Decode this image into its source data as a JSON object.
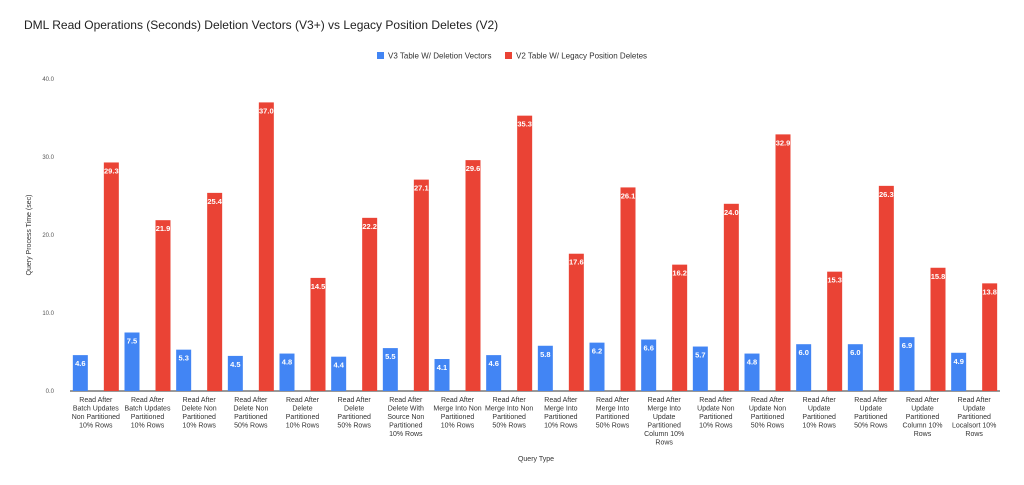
{
  "chart_data": {
    "type": "bar",
    "title": "DML Read Operations (Seconds) Deletion Vectors (V3+) vs Legacy Position Deletes (V2)",
    "xlabel": "Query Type",
    "ylabel": "Query Process Time (sec)",
    "ylim": [
      0,
      40
    ],
    "yticks": [
      "0.0",
      "10.0",
      "20.0",
      "30.0",
      "40.0"
    ],
    "grid": false,
    "legend_position": "top",
    "categories": [
      [
        "Read After",
        "Batch Updates",
        "Non Partitioned",
        "10% Rows"
      ],
      [
        "Read After",
        "Batch Updates",
        "Partitioned",
        "10% Rows"
      ],
      [
        "Read After",
        "Delete Non",
        "Partitioned",
        "10% Rows"
      ],
      [
        "Read After",
        "Delete Non",
        "Partitioned",
        "50% Rows"
      ],
      [
        "Read After",
        "Delete",
        "Partitioned",
        "10% Rows"
      ],
      [
        "Read After",
        "Delete",
        "Partitioned",
        "50% Rows"
      ],
      [
        "Read After",
        "Delete With",
        "Source Non",
        "Partitioned",
        "10% Rows"
      ],
      [
        "Read After",
        "Merge Into Non",
        "Partitioned",
        "10% Rows"
      ],
      [
        "Read After",
        "Merge Into Non",
        "Partitioned",
        "50% Rows"
      ],
      [
        "Read After",
        "Merge Into",
        "Partitioned",
        "10% Rows"
      ],
      [
        "Read After",
        "Merge Into",
        "Partitioned",
        "50% Rows"
      ],
      [
        "Read After",
        "Merge Into",
        "Update",
        "Partitioned",
        "Column 10%",
        "Rows"
      ],
      [
        "Read After",
        "Update Non",
        "Partitioned",
        "10% Rows"
      ],
      [
        "Read After",
        "Update Non",
        "Partitioned",
        "50% Rows"
      ],
      [
        "Read After",
        "Update",
        "Partitioned",
        "10% Rows"
      ],
      [
        "Read After",
        "Update",
        "Partitioned",
        "50% Rows"
      ],
      [
        "Read After",
        "Update",
        "Partitioned",
        "Column 10%",
        "Rows"
      ],
      [
        "Read After",
        "Update",
        "Partitioned",
        "Localsort 10%",
        "Rows"
      ]
    ],
    "series": [
      {
        "name": "V3 Table W/ Deletion Vectors",
        "color": "#4285f4",
        "values": [
          4.6,
          7.5,
          5.3,
          4.5,
          4.8,
          4.4,
          5.5,
          4.1,
          4.6,
          5.8,
          6.2,
          6.6,
          5.7,
          4.8,
          6.0,
          6.0,
          6.9,
          4.9
        ],
        "labels": [
          "4.6",
          "7.5",
          "5.3",
          "4.5",
          "4.8",
          "4.4",
          "5.5",
          "4.1",
          "4.6",
          "5.8",
          "6.2",
          "6.6",
          "5.7",
          "4.8",
          "6.0",
          "6.0",
          "6.9",
          "4.9"
        ]
      },
      {
        "name": "V2 Table W/ Legacy Position Deletes",
        "color": "#ea4335",
        "values": [
          29.3,
          21.9,
          25.4,
          37.0,
          14.5,
          22.2,
          27.1,
          29.6,
          35.3,
          17.6,
          26.1,
          16.2,
          24.0,
          32.9,
          15.3,
          26.3,
          15.8,
          13.8
        ],
        "labels": [
          "29.3",
          "21.9",
          "25.4",
          "37.0",
          "14.5",
          "22.2",
          "27.1",
          "29.6",
          "35.3",
          "17.6",
          "26.1",
          "16.2",
          "24.0",
          "32.9",
          "15.3",
          "26.3",
          "15.8",
          "13.8"
        ]
      }
    ]
  }
}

+ + + + +

[WHAT YOU ARE ASKED TO DO]: With the pictures left out, transcribe the material exactly.

[COMPLETED TASK]:
Decode this image into its source data as a JSON object.
{
  "chart_data": {
    "type": "bar",
    "title": "DML Read Operations (Seconds) Deletion Vectors (V3+) vs Legacy Position Deletes (V2)",
    "xlabel": "Query Type",
    "ylabel": "Query Process Time (sec)",
    "ylim": [
      0,
      40
    ],
    "yticks": [
      "0.0",
      "10.0",
      "20.0",
      "30.0",
      "40.0"
    ],
    "grid": false,
    "legend_position": "top",
    "categories": [
      [
        "Read After",
        "Batch Updates",
        "Non Partitioned",
        "10% Rows"
      ],
      [
        "Read After",
        "Batch Updates",
        "Partitioned",
        "10% Rows"
      ],
      [
        "Read After",
        "Delete Non",
        "Partitioned",
        "10% Rows"
      ],
      [
        "Read After",
        "Delete Non",
        "Partitioned",
        "50% Rows"
      ],
      [
        "Read After",
        "Delete",
        "Partitioned",
        "10% Rows"
      ],
      [
        "Read After",
        "Delete",
        "Partitioned",
        "50% Rows"
      ],
      [
        "Read After",
        "Delete With",
        "Source Non",
        "Partitioned",
        "10% Rows"
      ],
      [
        "Read After",
        "Merge Into Non",
        "Partitioned",
        "10% Rows"
      ],
      [
        "Read After",
        "Merge Into Non",
        "Partitioned",
        "50% Rows"
      ],
      [
        "Read After",
        "Merge Into",
        "Partitioned",
        "10% Rows"
      ],
      [
        "Read After",
        "Merge Into",
        "Partitioned",
        "50% Rows"
      ],
      [
        "Read After",
        "Merge Into",
        "Update",
        "Partitioned",
        "Column 10%",
        "Rows"
      ],
      [
        "Read After",
        "Update Non",
        "Partitioned",
        "10% Rows"
      ],
      [
        "Read After",
        "Update Non",
        "Partitioned",
        "50% Rows"
      ],
      [
        "Read After",
        "Update",
        "Partitioned",
        "10% Rows"
      ],
      [
        "Read After",
        "Update",
        "Partitioned",
        "50% Rows"
      ],
      [
        "Read After",
        "Update",
        "Partitioned",
        "Column 10%",
        "Rows"
      ],
      [
        "Read After",
        "Update",
        "Partitioned",
        "Localsort 10%",
        "Rows"
      ]
    ],
    "series": [
      {
        "name": "V3 Table W/ Deletion Vectors",
        "color": "#4285f4",
        "values": [
          4.6,
          7.5,
          5.3,
          4.5,
          4.8,
          4.4,
          5.5,
          4.1,
          4.6,
          5.8,
          6.2,
          6.6,
          5.7,
          4.8,
          6.0,
          6.0,
          6.9,
          4.9
        ],
        "labels": [
          "4.6",
          "7.5",
          "5.3",
          "4.5",
          "4.8",
          "4.4",
          "5.5",
          "4.1",
          "4.6",
          "5.8",
          "6.2",
          "6.6",
          "5.7",
          "4.8",
          "6.0",
          "6.0",
          "6.9",
          "4.9"
        ]
      },
      {
        "name": "V2 Table W/ Legacy Position Deletes",
        "color": "#ea4335",
        "values": [
          29.3,
          21.9,
          25.4,
          37.0,
          14.5,
          22.2,
          27.1,
          29.6,
          35.3,
          17.6,
          26.1,
          16.2,
          24.0,
          32.9,
          15.3,
          26.3,
          15.8,
          13.8
        ],
        "labels": [
          "29.3",
          "21.9",
          "25.4",
          "37.0",
          "14.5",
          "22.2",
          "27.1",
          "29.6",
          "35.3",
          "17.6",
          "26.1",
          "16.2",
          "24.0",
          "32.9",
          "15.3",
          "26.3",
          "15.8",
          "13.8"
        ]
      }
    ]
  }
}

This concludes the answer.